- EXERCISE AIM -
Each line that includes "image" counts once; give the total and nothing besides.

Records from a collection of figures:
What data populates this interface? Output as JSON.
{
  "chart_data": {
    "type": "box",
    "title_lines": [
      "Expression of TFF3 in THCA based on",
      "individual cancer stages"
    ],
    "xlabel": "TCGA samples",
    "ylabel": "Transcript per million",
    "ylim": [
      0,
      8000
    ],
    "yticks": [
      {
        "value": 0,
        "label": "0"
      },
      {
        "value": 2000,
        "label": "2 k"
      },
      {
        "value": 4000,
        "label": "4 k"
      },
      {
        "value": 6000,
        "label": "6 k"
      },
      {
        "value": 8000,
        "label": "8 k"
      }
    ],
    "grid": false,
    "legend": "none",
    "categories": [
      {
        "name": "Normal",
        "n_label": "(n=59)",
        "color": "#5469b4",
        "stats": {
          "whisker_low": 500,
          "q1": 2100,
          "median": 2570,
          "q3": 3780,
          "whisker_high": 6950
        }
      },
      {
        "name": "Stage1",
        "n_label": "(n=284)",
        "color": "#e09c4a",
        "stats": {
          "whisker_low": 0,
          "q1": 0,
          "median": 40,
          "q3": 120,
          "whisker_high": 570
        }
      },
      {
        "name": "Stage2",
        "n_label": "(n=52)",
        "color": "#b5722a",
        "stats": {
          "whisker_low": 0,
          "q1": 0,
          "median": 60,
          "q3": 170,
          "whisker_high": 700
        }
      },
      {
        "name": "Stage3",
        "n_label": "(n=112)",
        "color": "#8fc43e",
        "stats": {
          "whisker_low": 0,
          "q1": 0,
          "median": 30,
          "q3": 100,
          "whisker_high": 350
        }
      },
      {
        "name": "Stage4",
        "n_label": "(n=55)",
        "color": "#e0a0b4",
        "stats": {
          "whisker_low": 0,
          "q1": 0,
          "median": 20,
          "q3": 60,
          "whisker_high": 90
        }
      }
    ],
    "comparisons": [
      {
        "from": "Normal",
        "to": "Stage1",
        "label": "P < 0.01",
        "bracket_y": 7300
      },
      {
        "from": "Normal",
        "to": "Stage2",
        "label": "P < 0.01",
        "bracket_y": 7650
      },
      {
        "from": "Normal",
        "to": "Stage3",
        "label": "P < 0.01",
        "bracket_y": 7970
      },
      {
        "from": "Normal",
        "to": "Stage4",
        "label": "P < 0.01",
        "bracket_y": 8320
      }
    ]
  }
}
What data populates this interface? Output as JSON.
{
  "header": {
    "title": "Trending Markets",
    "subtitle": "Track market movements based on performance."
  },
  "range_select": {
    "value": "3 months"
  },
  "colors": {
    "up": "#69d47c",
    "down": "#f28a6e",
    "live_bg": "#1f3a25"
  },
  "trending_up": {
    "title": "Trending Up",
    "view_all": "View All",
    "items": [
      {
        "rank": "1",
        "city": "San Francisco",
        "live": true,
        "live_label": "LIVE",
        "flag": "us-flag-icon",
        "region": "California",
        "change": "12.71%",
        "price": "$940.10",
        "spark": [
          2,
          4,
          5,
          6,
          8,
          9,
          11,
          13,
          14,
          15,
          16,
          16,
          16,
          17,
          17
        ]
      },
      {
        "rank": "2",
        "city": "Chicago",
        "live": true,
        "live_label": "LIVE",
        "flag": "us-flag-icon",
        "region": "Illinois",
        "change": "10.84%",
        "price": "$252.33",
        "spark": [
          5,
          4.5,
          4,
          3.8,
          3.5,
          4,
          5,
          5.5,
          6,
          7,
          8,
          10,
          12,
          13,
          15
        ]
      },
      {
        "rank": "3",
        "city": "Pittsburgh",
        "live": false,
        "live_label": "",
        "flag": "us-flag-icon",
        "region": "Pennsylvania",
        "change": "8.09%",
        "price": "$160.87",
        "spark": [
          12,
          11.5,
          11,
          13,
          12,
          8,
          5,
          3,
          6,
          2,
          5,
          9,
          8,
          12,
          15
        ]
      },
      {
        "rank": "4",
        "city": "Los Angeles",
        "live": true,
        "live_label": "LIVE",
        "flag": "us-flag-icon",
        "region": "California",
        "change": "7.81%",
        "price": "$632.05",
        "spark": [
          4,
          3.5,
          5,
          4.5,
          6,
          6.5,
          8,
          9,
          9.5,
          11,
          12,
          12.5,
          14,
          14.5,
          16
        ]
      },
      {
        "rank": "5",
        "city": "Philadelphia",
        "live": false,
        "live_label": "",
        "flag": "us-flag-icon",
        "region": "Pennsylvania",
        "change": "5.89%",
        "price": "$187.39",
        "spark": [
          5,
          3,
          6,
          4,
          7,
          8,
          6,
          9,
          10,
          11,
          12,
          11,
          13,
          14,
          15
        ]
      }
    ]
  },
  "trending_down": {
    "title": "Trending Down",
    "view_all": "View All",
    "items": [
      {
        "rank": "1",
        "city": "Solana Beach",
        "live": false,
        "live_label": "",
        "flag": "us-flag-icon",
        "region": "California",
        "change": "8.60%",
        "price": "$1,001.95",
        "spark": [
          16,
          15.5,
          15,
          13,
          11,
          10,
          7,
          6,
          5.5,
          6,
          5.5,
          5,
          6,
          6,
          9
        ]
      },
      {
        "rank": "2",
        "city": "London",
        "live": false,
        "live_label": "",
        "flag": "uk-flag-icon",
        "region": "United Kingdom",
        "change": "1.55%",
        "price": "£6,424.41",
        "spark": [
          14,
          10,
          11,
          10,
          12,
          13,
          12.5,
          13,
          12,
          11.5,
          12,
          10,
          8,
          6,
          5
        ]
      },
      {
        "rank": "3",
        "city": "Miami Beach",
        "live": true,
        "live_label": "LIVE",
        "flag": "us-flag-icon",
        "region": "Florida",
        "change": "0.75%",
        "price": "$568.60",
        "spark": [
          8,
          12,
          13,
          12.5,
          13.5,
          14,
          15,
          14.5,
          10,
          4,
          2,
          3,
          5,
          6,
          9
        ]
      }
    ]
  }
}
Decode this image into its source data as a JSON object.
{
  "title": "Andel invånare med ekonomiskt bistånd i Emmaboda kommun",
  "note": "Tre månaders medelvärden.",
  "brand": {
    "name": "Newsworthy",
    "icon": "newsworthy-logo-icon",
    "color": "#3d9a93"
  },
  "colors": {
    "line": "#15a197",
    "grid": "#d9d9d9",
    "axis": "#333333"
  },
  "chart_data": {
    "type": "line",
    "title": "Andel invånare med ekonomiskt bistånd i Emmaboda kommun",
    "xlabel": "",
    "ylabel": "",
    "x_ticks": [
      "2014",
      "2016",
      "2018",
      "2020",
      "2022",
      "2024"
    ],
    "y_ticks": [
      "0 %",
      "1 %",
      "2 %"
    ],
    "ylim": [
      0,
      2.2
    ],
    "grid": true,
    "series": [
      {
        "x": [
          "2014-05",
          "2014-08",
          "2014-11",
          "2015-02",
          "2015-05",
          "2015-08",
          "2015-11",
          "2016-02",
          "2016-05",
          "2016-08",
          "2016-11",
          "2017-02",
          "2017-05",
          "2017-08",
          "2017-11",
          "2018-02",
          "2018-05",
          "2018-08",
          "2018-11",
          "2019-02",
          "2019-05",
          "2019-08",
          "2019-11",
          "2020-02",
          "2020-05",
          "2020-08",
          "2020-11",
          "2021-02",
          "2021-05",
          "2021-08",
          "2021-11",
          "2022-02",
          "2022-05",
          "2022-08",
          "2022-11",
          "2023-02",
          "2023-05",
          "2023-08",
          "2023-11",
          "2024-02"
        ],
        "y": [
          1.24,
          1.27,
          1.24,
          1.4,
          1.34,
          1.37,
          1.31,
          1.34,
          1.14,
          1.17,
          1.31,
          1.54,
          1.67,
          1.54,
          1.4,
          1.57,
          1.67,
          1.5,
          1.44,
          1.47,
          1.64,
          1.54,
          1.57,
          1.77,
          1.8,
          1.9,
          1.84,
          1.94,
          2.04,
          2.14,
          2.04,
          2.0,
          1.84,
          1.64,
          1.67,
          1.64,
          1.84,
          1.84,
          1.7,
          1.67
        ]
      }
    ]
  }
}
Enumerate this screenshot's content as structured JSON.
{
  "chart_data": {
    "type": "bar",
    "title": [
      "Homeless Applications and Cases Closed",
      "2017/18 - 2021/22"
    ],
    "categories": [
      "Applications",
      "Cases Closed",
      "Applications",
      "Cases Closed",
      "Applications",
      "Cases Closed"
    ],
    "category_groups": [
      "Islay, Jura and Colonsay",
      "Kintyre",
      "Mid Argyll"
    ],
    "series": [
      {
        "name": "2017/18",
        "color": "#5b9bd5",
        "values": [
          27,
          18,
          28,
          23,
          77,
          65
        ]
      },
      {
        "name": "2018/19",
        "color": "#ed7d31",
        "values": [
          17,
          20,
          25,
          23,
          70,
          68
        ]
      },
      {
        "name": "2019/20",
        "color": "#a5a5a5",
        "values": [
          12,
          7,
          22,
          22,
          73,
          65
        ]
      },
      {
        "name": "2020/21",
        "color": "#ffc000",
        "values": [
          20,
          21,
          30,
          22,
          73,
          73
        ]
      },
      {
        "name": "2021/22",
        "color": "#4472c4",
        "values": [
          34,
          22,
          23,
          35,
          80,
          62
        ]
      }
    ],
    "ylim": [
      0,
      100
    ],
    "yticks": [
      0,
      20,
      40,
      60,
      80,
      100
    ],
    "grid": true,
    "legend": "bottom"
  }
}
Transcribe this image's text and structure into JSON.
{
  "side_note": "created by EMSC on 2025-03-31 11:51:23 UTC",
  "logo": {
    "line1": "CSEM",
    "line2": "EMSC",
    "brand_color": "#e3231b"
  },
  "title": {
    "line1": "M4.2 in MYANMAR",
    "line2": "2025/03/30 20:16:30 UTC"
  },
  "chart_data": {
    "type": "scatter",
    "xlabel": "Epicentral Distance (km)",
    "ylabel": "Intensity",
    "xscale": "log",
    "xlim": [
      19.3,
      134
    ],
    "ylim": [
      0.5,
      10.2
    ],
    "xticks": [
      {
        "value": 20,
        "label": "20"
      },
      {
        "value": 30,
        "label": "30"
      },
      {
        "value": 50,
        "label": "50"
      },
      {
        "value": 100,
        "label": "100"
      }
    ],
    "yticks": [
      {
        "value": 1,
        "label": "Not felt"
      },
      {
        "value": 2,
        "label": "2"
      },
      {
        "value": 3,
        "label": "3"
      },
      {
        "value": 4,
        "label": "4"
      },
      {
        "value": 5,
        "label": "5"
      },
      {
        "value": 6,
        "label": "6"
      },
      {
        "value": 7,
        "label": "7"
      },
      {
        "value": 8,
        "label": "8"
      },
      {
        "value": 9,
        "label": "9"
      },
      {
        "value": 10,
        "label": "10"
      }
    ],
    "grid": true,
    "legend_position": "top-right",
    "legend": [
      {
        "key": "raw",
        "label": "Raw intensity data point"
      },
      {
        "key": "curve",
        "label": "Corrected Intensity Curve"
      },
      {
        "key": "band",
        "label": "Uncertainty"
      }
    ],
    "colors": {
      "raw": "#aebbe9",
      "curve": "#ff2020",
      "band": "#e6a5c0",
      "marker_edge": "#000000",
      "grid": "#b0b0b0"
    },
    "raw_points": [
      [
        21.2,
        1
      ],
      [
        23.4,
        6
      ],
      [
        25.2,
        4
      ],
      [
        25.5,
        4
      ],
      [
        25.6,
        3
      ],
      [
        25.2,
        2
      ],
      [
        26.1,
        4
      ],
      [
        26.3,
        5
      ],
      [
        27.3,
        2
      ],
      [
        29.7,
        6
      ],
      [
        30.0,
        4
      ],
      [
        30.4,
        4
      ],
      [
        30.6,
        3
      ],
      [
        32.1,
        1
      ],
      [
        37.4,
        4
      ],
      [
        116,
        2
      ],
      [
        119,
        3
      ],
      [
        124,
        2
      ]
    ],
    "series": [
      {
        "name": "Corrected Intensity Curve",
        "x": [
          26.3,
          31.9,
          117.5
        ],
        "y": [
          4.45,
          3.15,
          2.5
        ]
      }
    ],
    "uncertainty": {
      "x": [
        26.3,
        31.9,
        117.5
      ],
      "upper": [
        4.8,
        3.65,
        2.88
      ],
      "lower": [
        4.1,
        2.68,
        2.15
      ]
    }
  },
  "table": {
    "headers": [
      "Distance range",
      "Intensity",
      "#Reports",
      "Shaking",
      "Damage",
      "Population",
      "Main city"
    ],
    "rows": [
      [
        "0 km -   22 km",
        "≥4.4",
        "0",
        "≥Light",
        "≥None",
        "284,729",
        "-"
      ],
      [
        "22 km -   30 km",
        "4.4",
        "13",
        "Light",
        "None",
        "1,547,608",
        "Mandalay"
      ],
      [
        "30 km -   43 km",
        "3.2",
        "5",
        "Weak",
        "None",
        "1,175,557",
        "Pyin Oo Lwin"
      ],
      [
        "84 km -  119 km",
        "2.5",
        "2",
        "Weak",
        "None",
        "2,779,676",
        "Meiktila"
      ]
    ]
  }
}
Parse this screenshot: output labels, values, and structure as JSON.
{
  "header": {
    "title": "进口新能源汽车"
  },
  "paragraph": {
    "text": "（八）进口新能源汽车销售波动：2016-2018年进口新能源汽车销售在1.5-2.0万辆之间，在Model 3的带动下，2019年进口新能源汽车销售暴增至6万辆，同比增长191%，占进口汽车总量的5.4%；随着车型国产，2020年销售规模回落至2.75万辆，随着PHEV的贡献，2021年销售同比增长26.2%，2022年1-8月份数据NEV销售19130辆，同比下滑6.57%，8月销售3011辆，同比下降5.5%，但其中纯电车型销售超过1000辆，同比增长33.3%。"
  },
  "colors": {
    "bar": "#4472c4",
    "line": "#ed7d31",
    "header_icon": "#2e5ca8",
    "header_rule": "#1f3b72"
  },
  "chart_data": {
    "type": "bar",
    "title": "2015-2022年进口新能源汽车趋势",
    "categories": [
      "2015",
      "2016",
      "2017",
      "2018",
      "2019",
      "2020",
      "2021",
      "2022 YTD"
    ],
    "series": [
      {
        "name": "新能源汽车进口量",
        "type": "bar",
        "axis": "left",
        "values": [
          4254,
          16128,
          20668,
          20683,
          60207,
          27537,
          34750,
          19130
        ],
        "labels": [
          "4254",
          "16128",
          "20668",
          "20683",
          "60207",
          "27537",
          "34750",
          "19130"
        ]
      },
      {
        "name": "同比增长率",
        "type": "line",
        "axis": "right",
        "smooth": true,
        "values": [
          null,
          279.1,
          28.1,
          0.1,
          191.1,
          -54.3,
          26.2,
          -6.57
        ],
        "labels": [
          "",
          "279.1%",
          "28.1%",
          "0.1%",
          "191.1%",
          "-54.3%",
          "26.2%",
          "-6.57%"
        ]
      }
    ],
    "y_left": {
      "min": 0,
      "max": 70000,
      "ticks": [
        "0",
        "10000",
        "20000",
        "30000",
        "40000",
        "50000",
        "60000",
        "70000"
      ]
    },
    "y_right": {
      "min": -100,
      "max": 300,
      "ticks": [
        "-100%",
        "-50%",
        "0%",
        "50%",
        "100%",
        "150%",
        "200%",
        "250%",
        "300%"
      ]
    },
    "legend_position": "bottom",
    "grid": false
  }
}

- RESPONSE BELOW -
2